Data entries for graphics:
▬▬▬▬▬▬▬▬▬▬

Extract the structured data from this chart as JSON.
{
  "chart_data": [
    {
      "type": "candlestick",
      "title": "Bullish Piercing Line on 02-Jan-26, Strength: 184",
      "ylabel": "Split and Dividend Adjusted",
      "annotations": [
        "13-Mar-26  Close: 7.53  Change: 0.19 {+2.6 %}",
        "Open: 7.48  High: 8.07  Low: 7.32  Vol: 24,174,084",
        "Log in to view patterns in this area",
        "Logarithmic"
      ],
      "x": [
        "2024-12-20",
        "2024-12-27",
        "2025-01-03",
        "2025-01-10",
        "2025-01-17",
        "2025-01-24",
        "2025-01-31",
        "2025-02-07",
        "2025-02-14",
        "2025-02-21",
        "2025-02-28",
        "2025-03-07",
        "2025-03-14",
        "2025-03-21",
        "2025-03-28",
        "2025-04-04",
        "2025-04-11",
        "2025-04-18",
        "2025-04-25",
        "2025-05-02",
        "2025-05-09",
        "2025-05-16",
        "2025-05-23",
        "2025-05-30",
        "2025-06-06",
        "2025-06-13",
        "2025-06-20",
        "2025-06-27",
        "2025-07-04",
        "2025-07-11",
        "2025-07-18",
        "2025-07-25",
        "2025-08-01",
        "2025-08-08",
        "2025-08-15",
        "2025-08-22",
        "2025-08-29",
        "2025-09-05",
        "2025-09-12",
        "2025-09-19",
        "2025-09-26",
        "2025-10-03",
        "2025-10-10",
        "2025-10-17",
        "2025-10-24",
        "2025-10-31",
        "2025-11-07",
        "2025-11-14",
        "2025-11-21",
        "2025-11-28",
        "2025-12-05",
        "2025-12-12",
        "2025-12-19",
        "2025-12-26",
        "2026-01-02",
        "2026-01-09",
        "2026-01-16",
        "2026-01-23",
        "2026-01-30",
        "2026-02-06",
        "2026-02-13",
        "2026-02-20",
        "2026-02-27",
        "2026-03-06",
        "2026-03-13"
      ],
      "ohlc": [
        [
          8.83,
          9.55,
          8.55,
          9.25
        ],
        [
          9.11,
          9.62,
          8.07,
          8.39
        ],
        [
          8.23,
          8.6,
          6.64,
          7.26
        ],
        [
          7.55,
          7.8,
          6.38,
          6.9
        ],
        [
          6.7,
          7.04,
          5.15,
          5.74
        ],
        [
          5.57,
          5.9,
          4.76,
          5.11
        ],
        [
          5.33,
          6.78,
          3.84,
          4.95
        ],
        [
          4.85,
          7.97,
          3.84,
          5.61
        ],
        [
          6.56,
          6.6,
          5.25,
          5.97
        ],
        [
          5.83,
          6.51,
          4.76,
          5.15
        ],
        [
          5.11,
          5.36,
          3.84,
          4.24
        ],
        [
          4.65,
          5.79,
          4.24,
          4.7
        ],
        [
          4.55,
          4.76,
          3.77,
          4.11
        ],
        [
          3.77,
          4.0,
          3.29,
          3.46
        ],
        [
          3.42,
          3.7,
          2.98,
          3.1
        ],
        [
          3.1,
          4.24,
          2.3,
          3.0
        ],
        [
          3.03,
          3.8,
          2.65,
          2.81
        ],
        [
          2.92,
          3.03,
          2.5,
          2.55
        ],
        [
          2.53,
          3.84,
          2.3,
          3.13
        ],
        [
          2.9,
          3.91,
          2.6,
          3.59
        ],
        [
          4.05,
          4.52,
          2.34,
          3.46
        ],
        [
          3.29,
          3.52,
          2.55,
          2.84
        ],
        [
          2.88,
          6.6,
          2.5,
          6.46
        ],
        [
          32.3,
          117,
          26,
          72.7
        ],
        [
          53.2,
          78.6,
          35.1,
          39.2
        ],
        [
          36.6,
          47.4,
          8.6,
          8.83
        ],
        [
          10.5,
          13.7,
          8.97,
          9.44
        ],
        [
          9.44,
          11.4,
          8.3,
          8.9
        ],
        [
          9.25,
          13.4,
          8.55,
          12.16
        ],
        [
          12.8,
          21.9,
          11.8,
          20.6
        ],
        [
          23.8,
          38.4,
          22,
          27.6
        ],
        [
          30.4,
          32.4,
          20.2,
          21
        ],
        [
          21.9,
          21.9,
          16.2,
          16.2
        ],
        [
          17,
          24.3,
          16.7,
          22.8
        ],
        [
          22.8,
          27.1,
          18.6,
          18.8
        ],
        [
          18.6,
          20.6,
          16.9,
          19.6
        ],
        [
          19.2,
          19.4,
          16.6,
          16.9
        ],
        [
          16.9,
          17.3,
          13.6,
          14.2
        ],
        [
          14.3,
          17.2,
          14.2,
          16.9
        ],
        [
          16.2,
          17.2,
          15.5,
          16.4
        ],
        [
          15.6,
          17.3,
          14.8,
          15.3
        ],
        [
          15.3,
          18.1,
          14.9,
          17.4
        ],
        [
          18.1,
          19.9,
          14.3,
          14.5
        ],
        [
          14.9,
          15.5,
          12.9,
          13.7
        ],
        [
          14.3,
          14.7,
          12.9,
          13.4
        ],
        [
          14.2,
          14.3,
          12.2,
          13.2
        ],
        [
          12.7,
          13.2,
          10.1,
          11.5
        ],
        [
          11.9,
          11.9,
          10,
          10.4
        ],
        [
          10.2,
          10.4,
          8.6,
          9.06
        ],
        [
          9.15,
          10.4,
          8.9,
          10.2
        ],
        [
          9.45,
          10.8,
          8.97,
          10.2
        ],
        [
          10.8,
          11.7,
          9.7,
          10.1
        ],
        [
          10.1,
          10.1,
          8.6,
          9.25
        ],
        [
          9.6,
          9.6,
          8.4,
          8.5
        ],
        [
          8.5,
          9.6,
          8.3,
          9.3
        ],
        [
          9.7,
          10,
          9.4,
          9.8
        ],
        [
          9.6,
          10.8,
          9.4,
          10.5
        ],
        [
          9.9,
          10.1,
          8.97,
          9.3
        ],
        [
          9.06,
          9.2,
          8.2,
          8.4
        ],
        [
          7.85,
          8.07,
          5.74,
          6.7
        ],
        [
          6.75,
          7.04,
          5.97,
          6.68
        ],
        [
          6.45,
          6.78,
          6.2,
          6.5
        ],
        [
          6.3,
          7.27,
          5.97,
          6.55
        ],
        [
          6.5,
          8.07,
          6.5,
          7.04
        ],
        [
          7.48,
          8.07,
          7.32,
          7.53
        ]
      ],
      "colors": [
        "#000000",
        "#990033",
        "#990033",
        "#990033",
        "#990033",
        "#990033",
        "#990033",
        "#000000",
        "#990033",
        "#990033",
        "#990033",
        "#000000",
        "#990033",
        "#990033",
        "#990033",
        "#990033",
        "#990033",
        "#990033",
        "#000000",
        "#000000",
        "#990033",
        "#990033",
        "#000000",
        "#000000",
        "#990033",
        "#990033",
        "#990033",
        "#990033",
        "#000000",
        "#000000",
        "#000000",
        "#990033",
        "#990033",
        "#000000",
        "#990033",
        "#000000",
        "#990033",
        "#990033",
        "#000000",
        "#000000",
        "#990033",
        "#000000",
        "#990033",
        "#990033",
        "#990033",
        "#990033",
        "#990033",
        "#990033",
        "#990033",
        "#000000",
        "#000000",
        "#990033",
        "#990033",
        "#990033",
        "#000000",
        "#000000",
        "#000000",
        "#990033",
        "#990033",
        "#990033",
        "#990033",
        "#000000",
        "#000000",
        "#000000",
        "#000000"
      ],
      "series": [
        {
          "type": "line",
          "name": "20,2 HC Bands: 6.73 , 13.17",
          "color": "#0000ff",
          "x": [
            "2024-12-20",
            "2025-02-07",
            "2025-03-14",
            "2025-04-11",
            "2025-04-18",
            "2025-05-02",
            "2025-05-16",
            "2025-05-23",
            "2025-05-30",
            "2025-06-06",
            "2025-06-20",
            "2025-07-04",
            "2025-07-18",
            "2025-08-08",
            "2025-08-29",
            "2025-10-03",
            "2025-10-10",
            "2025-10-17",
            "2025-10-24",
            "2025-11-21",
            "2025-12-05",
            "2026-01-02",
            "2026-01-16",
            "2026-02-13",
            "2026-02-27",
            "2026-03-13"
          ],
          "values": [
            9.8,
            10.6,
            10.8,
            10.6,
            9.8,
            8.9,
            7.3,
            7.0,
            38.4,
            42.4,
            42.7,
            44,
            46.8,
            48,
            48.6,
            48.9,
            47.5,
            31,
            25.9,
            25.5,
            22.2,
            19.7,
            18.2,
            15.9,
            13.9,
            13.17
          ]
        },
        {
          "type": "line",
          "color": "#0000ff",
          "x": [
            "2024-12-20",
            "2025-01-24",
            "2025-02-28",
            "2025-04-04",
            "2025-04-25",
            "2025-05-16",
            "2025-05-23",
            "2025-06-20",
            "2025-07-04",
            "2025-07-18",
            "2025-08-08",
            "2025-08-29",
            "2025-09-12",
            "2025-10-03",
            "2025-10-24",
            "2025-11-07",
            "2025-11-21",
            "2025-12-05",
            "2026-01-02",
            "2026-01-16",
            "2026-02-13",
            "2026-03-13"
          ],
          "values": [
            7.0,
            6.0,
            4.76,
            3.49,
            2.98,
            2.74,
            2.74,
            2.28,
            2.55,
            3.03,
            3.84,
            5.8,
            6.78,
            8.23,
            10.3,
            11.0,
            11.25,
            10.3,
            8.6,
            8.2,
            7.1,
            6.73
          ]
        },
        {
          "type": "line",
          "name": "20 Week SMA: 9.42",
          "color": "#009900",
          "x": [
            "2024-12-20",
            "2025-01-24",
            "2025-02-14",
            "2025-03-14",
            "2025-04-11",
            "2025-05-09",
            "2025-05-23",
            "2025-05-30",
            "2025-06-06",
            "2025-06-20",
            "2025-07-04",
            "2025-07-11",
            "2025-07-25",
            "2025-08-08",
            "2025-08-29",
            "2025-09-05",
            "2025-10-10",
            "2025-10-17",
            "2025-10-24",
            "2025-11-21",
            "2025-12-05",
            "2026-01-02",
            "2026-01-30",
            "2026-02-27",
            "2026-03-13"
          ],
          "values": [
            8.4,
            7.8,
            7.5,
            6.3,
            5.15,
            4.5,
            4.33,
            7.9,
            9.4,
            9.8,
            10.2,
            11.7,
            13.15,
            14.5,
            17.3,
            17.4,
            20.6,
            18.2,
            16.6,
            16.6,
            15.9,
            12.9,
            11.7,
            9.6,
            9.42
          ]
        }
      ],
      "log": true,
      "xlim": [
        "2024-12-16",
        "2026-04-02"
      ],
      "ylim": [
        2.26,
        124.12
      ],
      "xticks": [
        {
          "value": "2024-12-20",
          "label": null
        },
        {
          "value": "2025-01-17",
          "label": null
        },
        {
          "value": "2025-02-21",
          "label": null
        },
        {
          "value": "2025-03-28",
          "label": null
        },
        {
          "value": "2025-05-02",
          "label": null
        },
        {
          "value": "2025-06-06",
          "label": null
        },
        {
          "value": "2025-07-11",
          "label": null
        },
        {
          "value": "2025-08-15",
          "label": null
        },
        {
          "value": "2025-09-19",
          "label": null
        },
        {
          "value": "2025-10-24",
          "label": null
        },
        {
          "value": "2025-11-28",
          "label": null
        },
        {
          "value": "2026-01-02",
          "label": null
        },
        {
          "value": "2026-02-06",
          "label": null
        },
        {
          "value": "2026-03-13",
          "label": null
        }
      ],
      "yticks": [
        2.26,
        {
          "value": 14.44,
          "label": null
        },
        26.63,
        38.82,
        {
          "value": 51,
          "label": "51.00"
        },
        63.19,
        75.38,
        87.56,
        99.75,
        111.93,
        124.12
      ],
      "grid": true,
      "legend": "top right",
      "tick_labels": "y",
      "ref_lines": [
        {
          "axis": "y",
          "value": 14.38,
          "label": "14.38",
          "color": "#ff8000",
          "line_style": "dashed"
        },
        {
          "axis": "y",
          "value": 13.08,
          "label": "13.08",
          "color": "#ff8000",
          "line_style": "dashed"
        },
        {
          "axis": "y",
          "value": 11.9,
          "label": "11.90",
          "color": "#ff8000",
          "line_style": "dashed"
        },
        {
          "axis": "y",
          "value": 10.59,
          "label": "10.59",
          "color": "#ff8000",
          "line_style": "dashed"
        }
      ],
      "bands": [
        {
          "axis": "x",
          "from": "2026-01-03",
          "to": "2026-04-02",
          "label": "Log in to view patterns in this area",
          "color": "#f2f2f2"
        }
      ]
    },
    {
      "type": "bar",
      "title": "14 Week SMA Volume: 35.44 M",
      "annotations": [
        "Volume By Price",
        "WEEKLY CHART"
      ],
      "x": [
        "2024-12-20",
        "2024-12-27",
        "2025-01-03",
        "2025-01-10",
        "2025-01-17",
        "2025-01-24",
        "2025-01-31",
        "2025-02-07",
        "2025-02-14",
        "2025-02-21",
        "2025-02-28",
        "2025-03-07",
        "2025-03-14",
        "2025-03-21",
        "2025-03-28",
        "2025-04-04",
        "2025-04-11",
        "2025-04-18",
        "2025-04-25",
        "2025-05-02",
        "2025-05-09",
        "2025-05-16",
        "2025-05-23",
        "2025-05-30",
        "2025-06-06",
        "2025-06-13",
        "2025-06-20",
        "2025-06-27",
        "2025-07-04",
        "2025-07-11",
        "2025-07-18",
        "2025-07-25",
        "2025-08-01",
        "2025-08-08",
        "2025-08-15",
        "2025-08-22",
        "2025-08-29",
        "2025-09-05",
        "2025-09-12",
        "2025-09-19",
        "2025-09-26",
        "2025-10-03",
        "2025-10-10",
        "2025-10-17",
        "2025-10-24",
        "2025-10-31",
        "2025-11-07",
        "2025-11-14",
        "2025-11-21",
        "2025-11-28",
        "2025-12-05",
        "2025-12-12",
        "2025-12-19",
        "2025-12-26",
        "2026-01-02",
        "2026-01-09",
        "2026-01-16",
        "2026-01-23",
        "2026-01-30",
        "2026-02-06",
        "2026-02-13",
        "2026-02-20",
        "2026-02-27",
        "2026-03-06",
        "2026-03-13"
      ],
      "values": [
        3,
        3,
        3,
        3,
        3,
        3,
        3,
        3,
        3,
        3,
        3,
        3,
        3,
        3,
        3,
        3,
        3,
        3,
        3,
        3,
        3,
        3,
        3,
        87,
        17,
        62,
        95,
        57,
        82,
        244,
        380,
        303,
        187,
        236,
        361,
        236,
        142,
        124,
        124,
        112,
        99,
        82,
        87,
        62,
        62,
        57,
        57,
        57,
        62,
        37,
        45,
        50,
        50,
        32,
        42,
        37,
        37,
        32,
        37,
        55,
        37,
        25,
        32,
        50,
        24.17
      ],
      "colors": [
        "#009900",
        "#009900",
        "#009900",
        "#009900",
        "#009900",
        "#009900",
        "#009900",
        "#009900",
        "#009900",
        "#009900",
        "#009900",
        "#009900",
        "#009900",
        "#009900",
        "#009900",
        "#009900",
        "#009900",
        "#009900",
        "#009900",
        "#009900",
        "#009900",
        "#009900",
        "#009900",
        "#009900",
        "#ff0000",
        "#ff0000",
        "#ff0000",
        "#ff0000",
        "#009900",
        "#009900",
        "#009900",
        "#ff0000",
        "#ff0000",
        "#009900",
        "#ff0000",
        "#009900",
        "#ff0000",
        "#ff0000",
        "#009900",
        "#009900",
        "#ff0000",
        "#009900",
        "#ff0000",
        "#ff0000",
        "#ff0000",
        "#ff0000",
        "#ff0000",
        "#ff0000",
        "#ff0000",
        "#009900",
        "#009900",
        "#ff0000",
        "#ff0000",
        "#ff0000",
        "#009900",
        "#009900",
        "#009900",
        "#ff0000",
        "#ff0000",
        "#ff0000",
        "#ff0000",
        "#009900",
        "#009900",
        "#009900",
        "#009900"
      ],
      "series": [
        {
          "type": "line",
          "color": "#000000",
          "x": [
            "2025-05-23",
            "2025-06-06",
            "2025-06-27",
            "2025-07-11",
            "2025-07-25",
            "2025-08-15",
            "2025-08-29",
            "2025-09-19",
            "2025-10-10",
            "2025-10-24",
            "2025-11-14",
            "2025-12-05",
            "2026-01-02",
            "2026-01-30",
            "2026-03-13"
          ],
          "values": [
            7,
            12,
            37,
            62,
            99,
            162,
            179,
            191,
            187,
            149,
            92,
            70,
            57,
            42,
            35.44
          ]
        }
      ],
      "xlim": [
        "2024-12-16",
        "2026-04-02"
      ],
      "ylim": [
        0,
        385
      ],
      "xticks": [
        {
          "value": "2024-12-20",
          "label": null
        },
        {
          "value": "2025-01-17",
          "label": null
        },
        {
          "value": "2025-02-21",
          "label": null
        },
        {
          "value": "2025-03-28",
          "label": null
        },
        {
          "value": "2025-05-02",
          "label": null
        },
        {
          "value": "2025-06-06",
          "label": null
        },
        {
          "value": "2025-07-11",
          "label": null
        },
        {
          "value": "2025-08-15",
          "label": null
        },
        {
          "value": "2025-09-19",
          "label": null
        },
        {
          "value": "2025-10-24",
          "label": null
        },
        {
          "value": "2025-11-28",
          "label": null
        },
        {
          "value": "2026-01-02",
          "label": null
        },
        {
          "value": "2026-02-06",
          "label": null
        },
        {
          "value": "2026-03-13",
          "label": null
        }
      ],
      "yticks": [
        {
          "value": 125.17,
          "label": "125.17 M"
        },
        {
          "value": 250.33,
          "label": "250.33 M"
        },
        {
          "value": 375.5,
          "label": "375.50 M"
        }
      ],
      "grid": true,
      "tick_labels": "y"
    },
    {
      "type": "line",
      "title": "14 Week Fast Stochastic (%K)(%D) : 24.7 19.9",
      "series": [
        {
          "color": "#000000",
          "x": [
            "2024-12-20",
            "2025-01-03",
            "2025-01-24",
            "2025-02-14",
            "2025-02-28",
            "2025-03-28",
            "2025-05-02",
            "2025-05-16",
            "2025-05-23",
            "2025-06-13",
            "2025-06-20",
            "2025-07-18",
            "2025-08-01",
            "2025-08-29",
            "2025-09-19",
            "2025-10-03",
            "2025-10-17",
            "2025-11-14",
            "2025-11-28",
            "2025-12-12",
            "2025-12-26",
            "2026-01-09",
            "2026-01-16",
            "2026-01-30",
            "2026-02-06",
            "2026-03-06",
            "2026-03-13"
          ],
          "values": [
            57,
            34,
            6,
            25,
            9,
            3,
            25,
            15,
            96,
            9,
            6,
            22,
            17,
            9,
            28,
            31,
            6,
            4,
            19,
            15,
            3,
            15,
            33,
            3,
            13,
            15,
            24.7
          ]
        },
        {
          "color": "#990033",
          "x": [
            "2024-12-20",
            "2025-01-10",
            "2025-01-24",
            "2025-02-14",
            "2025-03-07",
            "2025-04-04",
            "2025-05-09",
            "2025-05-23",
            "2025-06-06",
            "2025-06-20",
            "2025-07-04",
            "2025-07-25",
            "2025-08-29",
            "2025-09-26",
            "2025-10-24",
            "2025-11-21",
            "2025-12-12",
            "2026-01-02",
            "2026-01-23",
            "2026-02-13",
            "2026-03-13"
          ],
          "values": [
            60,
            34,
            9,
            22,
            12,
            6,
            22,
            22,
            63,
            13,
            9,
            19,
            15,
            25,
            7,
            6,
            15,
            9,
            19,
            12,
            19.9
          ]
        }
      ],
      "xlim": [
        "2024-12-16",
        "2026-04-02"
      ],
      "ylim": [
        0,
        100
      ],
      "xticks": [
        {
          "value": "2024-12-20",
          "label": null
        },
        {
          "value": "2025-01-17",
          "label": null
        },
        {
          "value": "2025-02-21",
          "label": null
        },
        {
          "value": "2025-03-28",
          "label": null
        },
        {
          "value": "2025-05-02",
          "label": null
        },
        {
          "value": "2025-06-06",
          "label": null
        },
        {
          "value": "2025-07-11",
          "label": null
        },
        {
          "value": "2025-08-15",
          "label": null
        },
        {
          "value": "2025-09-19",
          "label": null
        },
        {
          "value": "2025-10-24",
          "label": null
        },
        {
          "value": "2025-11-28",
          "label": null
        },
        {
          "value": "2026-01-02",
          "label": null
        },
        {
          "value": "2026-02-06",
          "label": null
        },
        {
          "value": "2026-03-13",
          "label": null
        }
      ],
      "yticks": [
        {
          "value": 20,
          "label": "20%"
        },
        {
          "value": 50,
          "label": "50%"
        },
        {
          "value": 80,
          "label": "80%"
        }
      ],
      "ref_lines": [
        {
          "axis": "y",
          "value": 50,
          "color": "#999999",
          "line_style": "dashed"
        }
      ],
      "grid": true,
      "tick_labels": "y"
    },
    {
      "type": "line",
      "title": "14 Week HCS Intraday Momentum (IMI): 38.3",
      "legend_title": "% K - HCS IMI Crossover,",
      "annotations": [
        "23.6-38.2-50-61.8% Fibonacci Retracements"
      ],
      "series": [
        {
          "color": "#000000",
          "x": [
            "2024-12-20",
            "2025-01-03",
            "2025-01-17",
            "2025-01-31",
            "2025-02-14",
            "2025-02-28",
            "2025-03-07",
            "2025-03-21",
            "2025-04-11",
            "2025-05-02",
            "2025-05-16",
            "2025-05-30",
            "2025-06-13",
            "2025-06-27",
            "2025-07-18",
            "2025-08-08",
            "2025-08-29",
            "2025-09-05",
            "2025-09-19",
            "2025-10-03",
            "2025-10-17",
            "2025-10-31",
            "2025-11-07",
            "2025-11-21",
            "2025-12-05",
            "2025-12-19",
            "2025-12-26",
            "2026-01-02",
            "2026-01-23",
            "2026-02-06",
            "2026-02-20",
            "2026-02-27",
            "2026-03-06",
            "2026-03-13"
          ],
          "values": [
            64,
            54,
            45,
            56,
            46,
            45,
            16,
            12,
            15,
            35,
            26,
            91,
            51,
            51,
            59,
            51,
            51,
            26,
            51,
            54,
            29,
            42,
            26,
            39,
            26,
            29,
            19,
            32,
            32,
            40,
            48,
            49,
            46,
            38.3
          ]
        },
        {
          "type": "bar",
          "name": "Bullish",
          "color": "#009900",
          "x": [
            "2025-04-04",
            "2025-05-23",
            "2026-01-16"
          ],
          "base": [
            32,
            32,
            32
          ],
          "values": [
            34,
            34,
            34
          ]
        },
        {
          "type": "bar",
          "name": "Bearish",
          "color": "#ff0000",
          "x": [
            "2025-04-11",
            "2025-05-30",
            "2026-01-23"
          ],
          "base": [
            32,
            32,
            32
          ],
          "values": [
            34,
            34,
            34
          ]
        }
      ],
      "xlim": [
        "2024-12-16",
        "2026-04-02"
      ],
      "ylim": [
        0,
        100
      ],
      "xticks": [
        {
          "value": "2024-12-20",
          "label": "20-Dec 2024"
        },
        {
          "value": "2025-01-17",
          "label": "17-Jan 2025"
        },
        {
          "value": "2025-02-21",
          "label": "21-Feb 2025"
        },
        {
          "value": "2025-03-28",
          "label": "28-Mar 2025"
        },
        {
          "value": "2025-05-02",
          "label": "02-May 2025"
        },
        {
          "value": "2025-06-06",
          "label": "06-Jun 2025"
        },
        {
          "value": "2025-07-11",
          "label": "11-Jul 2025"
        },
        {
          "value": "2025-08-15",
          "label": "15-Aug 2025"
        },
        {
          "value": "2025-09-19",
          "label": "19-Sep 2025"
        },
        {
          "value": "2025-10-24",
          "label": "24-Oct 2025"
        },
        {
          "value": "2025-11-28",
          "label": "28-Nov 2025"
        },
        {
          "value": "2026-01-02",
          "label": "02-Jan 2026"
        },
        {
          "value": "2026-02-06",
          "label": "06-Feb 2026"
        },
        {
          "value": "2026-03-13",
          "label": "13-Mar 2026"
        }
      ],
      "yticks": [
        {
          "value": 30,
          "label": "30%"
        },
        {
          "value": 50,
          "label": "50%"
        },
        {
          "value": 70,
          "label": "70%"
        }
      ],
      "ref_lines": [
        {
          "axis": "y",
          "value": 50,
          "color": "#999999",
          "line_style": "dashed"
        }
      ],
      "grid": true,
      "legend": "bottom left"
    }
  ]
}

▬▬▬▬▬▬▬▬▬▬

> _TASK STATEMENT_
Extract from the data every line where "Volume" shows up.

> _PROBLEM SOLUTION_
      "title": "14 Week SMA Volume: 35.44 M",
        "Volume By Price",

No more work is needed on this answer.